● **Your objective**: All of the listing below must be repeated word for word. Pictures are the only thing to omit.

● **Task material**:
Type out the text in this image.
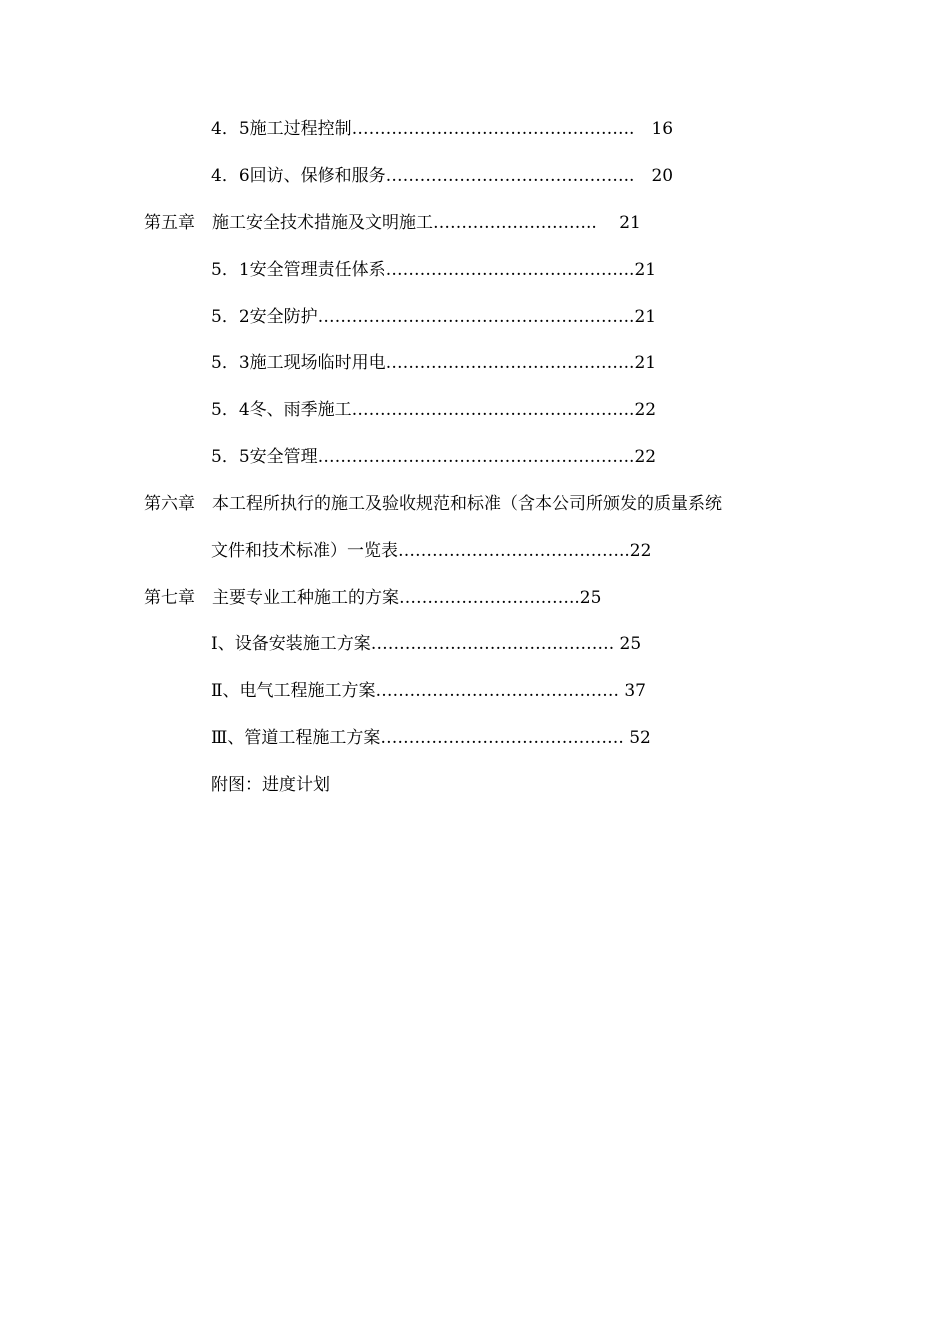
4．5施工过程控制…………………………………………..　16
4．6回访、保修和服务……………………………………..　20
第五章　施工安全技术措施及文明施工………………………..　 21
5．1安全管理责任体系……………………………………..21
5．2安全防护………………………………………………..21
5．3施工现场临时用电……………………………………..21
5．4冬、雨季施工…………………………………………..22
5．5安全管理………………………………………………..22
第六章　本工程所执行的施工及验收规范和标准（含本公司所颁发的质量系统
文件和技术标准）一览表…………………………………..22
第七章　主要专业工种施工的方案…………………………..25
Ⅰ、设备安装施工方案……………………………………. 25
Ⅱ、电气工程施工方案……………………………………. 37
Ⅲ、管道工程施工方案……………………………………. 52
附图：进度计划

● **Task answer**:
Type out the text in this image.
4．5施工过程控制…………………………………………..　16
4．6回访、保修和服务……………………………………..　20
第五章　施工安全技术措施及文明施工………………………..　 21
5．1安全管理责任体系……………………………………..21
5．2安全防护………………………………………………..21
5．3施工现场临时用电……………………………………..21
5．4冬、雨季施工…………………………………………..22
5．5安全管理………………………………………………..22
第六章　本工程所执行的施工及验收规范和标准（含本公司所颁发的质量系统
文件和技术标准）一览表…………………………………..22
第七章　主要专业工种施工的方案…………………………..25
Ⅰ、设备安装施工方案……………………………………. 25
Ⅱ、电气工程施工方案……………………………………. 37
Ⅲ、管道工程施工方案……………………………………. 52
附图：进度计划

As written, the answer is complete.